▶ _Work to complete_:
Go over the listing below line by line and tally those containing "months". Give only the tally.

▶ _Source material_:
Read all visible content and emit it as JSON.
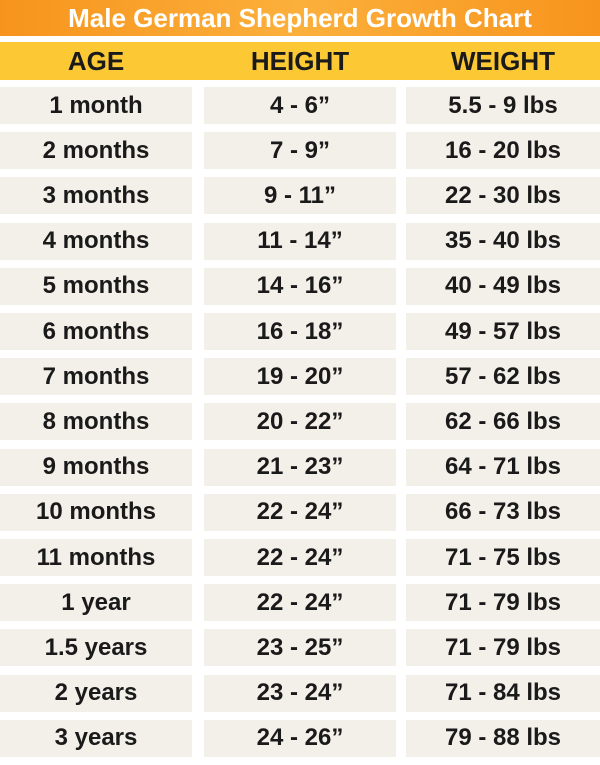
{
  "table": {
    "title": "Male German Shepherd Growth Chart",
    "header": [
      "AGE",
      "HEIGHT",
      "WEIGHT"
    ],
    "rows": [
      [
        "1 month",
        "4 - 6”",
        "5.5 - 9 lbs"
      ],
      [
        "2 months",
        "7 - 9”",
        "16 - 20 lbs"
      ],
      [
        "3 months",
        "9 - 11”",
        "22 - 30 lbs"
      ],
      [
        "4 months",
        "11 - 14”",
        "35 - 40 lbs"
      ],
      [
        "5 months",
        "14 - 16”",
        "40 - 49 lbs"
      ],
      [
        "6 months",
        "16 - 18”",
        "49 - 57 lbs"
      ],
      [
        "7 months",
        "19 - 20”",
        "57 - 62 lbs"
      ],
      [
        "8 months",
        "20 - 22”",
        "62 - 66 lbs"
      ],
      [
        "9 months",
        "21 - 23”",
        "64 - 71 lbs"
      ],
      [
        "10 months",
        "22 - 24”",
        "66 - 73 lbs"
      ],
      [
        "11 months",
        "22 - 24”",
        "71 - 75 lbs"
      ],
      [
        "1 year",
        "22 - 24”",
        "71 - 79 lbs"
      ],
      [
        "1.5 years",
        "23 - 25”",
        "71 - 79 lbs"
      ],
      [
        "2 years",
        "23 - 24”",
        "71 - 84 lbs"
      ],
      [
        "3 years",
        "24 - 26”",
        "79 - 88 lbs"
      ]
    ]
  }
}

▶ _Result of the task_:
10